Transcribed document page entries

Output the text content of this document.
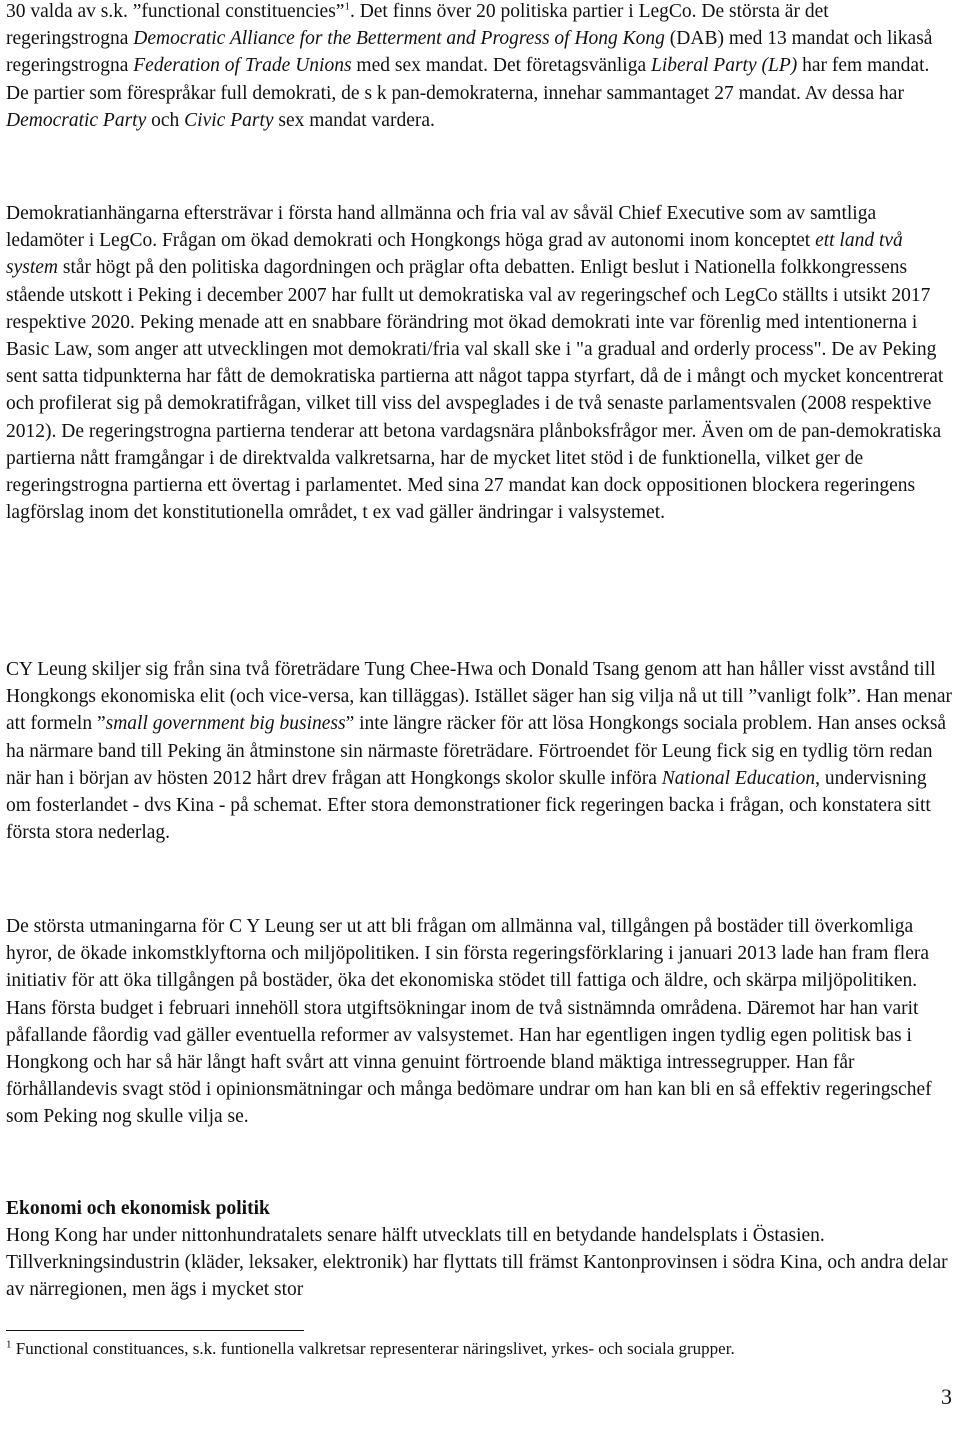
30 valda av s.k. ”functional constituencies”$^1$. Det finns över 20 politiska partier i LegCo. De största är det regeringstrogna Democratic Alliance for the Betterment and Progress of Hong Kong (DAB) med 13 mandat och likaså regeringstrogna Federation of Trade Unions med sex mandat. Det företagsvänliga Liberal Party (LP) har fem mandat. De partier som förespråkar full demokrati, de s k pan-demokraterna, innehar sammantaget 27 mandat. Av dessa har Democratic Party och Civic Party sex mandat vardera.

Demokratianhängarna eftersträvar i första hand allmänna och fria val av såväl Chief Executive som av samtliga ledamöter i LegCo. Frågan om ökad demokrati och Hongkongs höga grad av autonomi inom konceptet ett land två system står högt på den politiska dagordningen och präglar ofta debatten. Enligt beslut i Nationella folkkongressens stående utskott i Peking i december 2007 har fullt ut demokratiska val av regeringschef och LegCo ställts i utsikt 2017 respektive 2020. Peking menade att en snabbare förändring mot ökad demokrati inte var förenlig med intentionerna i Basic Law, som anger att utvecklingen mot demokrati/fria val skall ske i "a gradual and orderly process". De av Peking sent satta tidpunkterna har fått de demokratiska partierna att något tappa styrfart, då de i mångt och mycket koncentrerat och profilerat sig på demokratifrågan, vilket till viss del avspeglades i de två senaste parlamentsvalen (2008 respektive 2012). De regeringstrogna partierna tenderar att betona vardagsnära plånboksfrågor mer. Även om de pan-demokratiska partierna nått framgångar i de direktvalda valkretsarna, har de mycket litet stöd i de funktionella, vilket ger de regeringstrogna partierna ett övertag i parlamentet. Med sina 27 mandat kan dock oppositionen blockera regeringens lagförslag inom det konstitutionella området, t ex vad gäller ändringar i valsystemet.

CY Leung skiljer sig från sina två företrädare Tung Chee-Hwa och Donald Tsang genom att han håller visst avstånd till Hongkongs ekonomiska elit (och vice-versa, kan tilläggas). Istället säger han sig vilja nå ut till ”vanligt folk”. Han menar att formeln ”small government big business” inte längre räcker för att lösa Hongkongs sociala problem. Han anses också ha närmare band till Peking än åtminstone sin närmaste företrädare. Förtroendet för Leung fick sig en tydlig törn redan när han i början av hösten 2012 hårt drev frågan att Hongkongs skolor skulle införa National Education, undervisning om fosterlandet - dvs Kina - på schemat. Efter stora demonstrationer fick regeringen backa i frågan, och konstatera sitt första stora nederlag.

De största utmaningarna för C Y Leung ser ut att bli frågan om allmänna val, tillgången på bostäder till överkomliga hyror, de ökade inkomstklyftorna och miljöpolitiken. I sin första regeringsförklaring i januari 2013 lade han fram flera initiativ för att öka tillgången på bostäder, öka det ekonomiska stödet till fattiga och äldre, och skärpa miljöpolitiken. Hans första budget i februari innehöll stora utgiftsökningar inom de två sistnämnda områdena. Däremot har han varit påfallande fåordig vad gäller eventuella reformer av valsystemet. Han har egentligen ingen tydlig egen politisk bas i Hongkong och har så här långt haft svårt att vinna genuint förtroende bland mäktiga intressegrupper. Han får förhållandevis svagt stöd i opinionsmätningar och många bedömare undrar om han kan bli en så effektiv regeringschef som Peking nog skulle vilja se.

Ekonomi och ekonomisk politik

Hong Kong har under nittonhundratalets senare hälft utvecklats till en betydande handelsplats i Östasien. Tillverkningsindustrin (kläder, leksaker, elektronik) har flyttats till främst Kantonprovinsen i södra Kina, och andra delar av närregionen, men ägs i mycket stor

$^1$ Functional constituances, s.k. funtionella valkretsar representerar näringslivet, yrkes- och sociala grupper.
3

How to complete this task: Your task is to set down every entry exactly, leaving out any picture it contains.

Task solution:
Output the text content of this document.
30 valda av s.k. ”functional constituencies”$^1$. Det finns över 20 politiska partier i LegCo. De största är det regeringstrogna Democratic Alliance for the Betterment and Progress of Hong Kong (DAB) med 13 mandat och likaså regeringstrogna Federation of Trade Unions med sex mandat. Det företagsvänliga Liberal Party (LP) har fem mandat. De partier som förespråkar full demokrati, de s k pan-demokraterna, innehar sammantaget 27 mandat. Av dessa har Democratic Party och Civic Party sex mandat vardera.

Demokratianhängarna eftersträvar i första hand allmänna och fria val av såväl Chief Executive som av samtliga ledamöter i LegCo. Frågan om ökad demokrati och Hongkongs höga grad av autonomi inom konceptet ett land två system står högt på den politiska dagordningen och präglar ofta debatten. Enligt beslut i Nationella folkkongressens stående utskott i Peking i december 2007 har fullt ut demokratiska val av regeringschef och LegCo ställts i utsikt 2017 respektive 2020. Peking menade att en snabbare förändring mot ökad demokrati inte var förenlig med intentionerna i Basic Law, som anger att utvecklingen mot demokrati/fria val skall ske i "a gradual and orderly process". De av Peking sent satta tidpunkterna har fått de demokratiska partierna att något tappa styrfart, då de i mångt och mycket koncentrerat och profilerat sig på demokratifrågan, vilket till viss del avspeglades i de två senaste parlamentsvalen (2008 respektive 2012). De regeringstrogna partierna tenderar att betona vardagsnära plånboksfrågor mer. Även om de pan-demokratiska partierna nått framgångar i de direktvalda valkretsarna, har de mycket litet stöd i de funktionella, vilket ger de regeringstrogna partierna ett övertag i parlamentet. Med sina 27 mandat kan dock oppositionen blockera regeringens lagförslag inom det konstitutionella området, t ex vad gäller ändringar i valsystemet.

CY Leung skiljer sig från sina två företrädare Tung Chee-Hwa och Donald Tsang genom att han håller visst avstånd till Hongkongs ekonomiska elit (och vice-versa, kan tilläggas). Istället säger han sig vilja nå ut till ”vanligt folk”. Han menar att formeln ”small government big business” inte längre räcker för att lösa Hongkongs sociala problem. Han anses också ha närmare band till Peking än åtminstone sin närmaste företrädare. Förtroendet för Leung fick sig en tydlig törn redan när han i början av hösten 2012 hårt drev frågan att Hongkongs skolor skulle införa National Education, undervisning om fosterlandet - dvs Kina - på schemat. Efter stora demonstrationer fick regeringen backa i frågan, och konstatera sitt första stora nederlag.

De största utmaningarna för C Y Leung ser ut att bli frågan om allmänna val, tillgången på bostäder till överkomliga hyror, de ökade inkomstklyftorna och miljöpolitiken. I sin första regeringsförklaring i januari 2013 lade han fram flera initiativ för att öka tillgången på bostäder, öka det ekonomiska stödet till fattiga och äldre, och skärpa miljöpolitiken. Hans första budget i februari innehöll stora utgiftsökningar inom de två sistnämnda områdena. Däremot har han varit påfallande fåordig vad gäller eventuella reformer av valsystemet. Han har egentligen ingen tydlig egen politisk bas i Hongkong och har så här långt haft svårt att vinna genuint förtroende bland mäktiga intressegrupper. Han får förhållandevis svagt stöd i opinionsmätningar och många bedömare undrar om han kan bli en så effektiv regeringschef som Peking nog skulle vilja se.

Ekonomi och ekonomisk politik

Hong Kong har under nittonhundratalets senare hälft utvecklats till en betydande handelsplats i Östasien. Tillverkningsindustrin (kläder, leksaker, elektronik) har flyttats till främst Kantonprovinsen i södra Kina, och andra delar av närregionen, men ägs i mycket stor

$^1$ Functional constituances, s.k. funtionella valkretsar representerar näringslivet, yrkes- och sociala grupper.
3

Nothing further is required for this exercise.